__Given request__: Repeat the listing word for word, starting at its first line and ending at the line that contains "svg-text:90: 90 — [880, 467, 889, 476]", with both of those lines included.

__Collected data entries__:
-- Begin --

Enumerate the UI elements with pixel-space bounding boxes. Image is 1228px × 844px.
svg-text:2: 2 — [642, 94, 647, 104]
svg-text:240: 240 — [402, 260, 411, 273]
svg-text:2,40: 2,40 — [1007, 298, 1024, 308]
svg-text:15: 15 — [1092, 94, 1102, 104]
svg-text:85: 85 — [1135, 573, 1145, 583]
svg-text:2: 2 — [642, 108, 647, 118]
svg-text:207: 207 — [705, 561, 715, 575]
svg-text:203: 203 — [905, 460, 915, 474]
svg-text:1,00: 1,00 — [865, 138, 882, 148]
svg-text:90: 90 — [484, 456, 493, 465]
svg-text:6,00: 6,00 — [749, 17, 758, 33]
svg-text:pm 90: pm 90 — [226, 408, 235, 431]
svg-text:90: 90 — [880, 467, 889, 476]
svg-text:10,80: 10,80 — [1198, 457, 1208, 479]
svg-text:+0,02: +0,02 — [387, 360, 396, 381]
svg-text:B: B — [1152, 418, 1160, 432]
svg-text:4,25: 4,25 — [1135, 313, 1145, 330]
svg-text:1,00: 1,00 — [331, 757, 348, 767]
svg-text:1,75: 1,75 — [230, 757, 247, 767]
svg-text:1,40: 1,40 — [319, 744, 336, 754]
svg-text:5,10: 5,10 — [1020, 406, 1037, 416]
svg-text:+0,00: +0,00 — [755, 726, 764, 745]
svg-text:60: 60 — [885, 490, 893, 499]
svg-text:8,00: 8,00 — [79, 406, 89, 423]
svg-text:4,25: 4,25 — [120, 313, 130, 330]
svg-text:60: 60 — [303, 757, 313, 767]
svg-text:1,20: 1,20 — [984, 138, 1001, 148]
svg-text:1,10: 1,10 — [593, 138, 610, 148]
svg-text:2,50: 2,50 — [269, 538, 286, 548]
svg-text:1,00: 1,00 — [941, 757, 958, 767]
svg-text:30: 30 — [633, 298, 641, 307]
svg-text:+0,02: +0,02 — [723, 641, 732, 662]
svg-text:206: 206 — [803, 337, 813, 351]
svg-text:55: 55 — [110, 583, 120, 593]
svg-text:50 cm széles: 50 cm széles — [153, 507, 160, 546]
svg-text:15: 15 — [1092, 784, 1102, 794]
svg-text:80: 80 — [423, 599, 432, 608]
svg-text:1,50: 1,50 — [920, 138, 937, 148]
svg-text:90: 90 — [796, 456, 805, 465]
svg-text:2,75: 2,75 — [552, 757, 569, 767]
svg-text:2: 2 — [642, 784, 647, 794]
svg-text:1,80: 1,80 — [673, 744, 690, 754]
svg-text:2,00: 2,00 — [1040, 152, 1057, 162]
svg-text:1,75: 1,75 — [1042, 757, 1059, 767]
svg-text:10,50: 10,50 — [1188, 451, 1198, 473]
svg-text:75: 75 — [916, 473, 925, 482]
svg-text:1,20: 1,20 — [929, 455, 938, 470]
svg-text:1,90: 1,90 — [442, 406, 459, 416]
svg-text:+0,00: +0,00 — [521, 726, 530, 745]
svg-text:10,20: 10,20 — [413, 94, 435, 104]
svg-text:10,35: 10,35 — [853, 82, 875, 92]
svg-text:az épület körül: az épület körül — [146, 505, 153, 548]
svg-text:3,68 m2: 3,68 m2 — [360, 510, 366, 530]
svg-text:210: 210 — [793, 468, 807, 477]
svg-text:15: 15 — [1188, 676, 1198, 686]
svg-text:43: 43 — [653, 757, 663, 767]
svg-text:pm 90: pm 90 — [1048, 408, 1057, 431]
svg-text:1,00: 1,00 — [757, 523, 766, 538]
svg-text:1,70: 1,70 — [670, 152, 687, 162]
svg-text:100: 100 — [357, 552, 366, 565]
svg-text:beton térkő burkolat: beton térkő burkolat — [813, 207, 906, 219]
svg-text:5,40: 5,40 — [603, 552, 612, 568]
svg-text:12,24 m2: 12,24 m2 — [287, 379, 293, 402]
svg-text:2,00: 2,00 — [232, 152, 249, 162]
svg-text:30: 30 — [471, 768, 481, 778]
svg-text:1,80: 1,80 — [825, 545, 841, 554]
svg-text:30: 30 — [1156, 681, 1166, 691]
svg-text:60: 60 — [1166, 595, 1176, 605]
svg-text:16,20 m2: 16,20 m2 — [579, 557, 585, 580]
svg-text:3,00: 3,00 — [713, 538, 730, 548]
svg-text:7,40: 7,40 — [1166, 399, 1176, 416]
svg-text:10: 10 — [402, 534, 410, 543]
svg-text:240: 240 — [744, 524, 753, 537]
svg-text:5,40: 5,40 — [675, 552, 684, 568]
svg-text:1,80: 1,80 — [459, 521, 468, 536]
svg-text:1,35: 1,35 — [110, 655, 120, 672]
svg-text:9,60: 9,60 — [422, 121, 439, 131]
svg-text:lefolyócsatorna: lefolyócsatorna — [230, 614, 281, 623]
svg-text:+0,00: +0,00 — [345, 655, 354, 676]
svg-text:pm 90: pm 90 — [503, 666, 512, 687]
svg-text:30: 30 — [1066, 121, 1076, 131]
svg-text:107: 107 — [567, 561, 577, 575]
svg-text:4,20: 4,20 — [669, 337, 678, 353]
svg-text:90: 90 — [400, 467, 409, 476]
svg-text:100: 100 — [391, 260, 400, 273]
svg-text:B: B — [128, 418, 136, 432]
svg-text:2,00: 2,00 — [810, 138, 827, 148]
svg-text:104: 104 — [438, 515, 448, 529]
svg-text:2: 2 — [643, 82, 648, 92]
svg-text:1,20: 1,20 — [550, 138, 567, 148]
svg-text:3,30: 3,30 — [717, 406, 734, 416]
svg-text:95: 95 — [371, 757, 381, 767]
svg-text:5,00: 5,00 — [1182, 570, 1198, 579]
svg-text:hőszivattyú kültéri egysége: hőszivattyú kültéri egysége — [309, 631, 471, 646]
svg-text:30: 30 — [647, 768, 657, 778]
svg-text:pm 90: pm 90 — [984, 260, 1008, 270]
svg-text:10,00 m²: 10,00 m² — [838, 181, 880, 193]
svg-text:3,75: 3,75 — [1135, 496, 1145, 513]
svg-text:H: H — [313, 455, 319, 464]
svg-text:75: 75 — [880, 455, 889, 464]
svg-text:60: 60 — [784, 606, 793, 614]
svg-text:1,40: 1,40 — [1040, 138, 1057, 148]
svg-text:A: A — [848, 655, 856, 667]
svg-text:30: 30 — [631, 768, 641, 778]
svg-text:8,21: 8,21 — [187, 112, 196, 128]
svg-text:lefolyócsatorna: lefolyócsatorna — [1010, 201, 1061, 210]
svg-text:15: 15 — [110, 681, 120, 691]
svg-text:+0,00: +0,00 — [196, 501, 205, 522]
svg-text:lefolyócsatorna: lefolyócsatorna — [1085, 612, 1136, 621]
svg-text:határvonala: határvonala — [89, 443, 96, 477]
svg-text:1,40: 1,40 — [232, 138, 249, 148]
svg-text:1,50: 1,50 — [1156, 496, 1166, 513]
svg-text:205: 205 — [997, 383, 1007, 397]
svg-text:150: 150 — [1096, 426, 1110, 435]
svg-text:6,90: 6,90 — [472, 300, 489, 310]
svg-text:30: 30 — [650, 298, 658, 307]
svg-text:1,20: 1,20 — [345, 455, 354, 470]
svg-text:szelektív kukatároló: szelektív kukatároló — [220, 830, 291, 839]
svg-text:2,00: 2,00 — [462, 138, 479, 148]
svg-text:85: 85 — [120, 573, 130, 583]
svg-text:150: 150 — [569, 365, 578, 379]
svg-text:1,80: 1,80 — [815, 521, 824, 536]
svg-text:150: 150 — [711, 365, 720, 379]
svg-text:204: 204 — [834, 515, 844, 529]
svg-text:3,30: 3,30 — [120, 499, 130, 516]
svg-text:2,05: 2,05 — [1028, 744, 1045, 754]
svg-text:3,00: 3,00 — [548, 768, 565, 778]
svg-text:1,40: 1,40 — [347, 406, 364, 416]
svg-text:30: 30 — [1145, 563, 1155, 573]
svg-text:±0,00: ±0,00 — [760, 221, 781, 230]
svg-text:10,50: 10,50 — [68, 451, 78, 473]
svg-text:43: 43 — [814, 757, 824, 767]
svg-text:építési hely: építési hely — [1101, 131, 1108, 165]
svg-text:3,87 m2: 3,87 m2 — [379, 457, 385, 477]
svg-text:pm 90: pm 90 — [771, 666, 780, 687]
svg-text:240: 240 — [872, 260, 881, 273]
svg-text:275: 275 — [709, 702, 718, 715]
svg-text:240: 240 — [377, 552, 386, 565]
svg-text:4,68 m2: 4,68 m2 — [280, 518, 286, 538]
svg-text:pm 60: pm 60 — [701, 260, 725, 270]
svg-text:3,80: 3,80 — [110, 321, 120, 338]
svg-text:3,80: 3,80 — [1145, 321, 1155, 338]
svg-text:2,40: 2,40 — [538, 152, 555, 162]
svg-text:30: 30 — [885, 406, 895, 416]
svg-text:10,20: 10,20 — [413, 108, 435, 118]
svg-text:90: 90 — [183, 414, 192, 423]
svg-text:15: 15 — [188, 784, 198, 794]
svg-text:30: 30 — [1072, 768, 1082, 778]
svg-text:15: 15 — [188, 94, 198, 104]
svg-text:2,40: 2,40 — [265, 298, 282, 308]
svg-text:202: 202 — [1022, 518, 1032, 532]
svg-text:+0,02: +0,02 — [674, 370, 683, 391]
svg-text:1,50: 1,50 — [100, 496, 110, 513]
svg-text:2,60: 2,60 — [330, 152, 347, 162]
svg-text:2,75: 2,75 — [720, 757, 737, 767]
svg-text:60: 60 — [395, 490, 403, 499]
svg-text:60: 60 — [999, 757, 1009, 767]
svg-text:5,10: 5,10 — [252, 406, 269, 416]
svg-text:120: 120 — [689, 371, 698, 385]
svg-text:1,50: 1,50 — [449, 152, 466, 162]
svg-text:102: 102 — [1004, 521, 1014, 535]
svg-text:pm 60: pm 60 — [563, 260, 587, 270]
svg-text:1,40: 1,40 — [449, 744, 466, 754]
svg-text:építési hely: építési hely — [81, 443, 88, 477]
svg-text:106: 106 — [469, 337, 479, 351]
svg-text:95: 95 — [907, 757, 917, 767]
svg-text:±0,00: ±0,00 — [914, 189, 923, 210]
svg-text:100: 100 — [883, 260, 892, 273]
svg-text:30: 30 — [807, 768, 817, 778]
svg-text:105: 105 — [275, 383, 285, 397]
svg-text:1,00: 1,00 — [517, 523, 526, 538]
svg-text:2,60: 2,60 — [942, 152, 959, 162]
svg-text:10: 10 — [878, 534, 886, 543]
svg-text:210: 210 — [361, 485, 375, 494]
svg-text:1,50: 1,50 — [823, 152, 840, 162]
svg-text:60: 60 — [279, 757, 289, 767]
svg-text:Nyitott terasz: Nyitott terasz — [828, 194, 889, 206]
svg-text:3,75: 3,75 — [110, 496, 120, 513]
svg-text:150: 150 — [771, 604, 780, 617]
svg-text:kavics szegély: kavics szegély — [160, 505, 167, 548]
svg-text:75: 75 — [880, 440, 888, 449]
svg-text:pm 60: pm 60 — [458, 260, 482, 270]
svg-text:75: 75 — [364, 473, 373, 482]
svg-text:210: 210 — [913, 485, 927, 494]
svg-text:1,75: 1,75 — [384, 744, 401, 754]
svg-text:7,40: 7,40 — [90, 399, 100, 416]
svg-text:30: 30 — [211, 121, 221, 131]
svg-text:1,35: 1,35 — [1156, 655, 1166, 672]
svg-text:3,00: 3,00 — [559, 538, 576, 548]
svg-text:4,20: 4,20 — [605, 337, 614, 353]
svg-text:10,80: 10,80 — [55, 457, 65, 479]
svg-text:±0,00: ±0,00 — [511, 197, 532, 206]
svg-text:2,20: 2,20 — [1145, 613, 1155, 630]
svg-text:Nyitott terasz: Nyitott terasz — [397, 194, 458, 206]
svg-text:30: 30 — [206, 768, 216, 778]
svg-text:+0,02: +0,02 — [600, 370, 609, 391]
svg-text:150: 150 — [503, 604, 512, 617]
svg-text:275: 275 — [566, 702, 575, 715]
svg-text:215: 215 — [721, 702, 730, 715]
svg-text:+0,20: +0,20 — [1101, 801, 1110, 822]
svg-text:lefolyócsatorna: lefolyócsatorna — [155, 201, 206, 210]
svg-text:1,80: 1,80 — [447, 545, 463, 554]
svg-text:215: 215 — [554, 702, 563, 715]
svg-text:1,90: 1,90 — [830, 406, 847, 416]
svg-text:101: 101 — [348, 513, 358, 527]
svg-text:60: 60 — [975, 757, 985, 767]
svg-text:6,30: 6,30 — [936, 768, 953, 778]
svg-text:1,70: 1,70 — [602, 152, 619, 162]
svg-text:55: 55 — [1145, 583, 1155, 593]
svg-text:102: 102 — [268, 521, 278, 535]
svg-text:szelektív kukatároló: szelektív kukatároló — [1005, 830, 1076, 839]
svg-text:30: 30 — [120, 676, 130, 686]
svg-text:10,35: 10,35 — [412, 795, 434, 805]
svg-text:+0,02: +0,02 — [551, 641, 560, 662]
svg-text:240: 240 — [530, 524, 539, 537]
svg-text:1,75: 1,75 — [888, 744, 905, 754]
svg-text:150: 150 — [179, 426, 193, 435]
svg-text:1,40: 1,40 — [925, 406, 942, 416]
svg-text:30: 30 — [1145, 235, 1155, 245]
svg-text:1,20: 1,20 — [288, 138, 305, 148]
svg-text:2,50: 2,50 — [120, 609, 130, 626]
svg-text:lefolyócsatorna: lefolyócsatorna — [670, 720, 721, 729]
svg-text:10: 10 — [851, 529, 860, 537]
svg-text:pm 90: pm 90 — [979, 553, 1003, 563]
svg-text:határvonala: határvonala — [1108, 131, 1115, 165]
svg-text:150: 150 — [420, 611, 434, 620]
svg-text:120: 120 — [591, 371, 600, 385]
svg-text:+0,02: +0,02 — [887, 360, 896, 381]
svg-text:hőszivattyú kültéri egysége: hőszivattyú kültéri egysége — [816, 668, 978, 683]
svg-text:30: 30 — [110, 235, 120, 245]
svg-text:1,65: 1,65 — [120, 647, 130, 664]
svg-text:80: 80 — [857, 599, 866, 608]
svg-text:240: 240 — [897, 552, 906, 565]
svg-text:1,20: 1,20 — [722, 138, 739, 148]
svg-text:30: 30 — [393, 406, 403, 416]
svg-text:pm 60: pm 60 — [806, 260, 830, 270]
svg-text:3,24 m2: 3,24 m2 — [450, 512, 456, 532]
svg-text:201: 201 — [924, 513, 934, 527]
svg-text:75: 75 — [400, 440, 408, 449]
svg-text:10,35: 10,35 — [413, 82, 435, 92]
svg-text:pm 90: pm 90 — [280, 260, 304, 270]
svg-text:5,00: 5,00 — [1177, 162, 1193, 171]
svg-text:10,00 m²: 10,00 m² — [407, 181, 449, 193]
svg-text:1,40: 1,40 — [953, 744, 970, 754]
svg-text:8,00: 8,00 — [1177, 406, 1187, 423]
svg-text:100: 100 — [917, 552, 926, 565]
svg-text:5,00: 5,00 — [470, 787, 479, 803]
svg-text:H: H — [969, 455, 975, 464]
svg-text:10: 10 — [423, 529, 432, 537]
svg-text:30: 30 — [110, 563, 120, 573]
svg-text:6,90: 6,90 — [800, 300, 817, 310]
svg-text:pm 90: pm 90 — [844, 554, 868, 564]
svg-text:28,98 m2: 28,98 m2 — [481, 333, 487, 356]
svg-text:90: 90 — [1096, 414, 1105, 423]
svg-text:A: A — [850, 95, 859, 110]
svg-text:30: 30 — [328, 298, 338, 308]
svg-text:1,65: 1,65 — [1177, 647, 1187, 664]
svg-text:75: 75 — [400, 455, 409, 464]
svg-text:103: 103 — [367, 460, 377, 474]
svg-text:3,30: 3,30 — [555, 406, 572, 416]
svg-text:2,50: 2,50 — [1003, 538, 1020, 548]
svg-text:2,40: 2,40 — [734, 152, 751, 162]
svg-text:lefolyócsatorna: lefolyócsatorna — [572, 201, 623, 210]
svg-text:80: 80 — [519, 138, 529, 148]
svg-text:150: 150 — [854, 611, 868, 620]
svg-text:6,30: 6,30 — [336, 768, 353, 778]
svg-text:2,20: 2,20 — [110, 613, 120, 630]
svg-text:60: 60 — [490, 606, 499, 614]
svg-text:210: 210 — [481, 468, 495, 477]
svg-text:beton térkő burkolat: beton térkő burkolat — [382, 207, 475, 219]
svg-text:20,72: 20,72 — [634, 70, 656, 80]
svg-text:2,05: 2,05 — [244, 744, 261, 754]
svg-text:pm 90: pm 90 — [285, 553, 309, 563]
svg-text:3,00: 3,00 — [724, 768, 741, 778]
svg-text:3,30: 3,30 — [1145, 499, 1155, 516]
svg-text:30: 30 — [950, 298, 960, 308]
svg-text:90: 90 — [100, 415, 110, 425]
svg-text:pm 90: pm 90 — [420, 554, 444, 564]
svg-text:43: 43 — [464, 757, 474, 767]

-- End --

__Result__:
Enumerate the UI elements with pixel-space bounding boxes. Image is 1228px × 844px.
svg-text:2: 2 — [642, 94, 647, 104]
svg-text:240: 240 — [402, 260, 411, 273]
svg-text:2,40: 2,40 — [1007, 298, 1024, 308]
svg-text:15: 15 — [1092, 94, 1102, 104]
svg-text:85: 85 — [1135, 573, 1145, 583]
svg-text:2: 2 — [642, 108, 647, 118]
svg-text:207: 207 — [705, 561, 715, 575]
svg-text:203: 203 — [905, 460, 915, 474]
svg-text:1,00: 1,00 — [865, 138, 882, 148]
svg-text:90: 90 — [484, 456, 493, 465]
svg-text:6,00: 6,00 — [749, 17, 758, 33]
svg-text:pm 90: pm 90 — [226, 408, 235, 431]
svg-text:90: 90 — [880, 467, 889, 476]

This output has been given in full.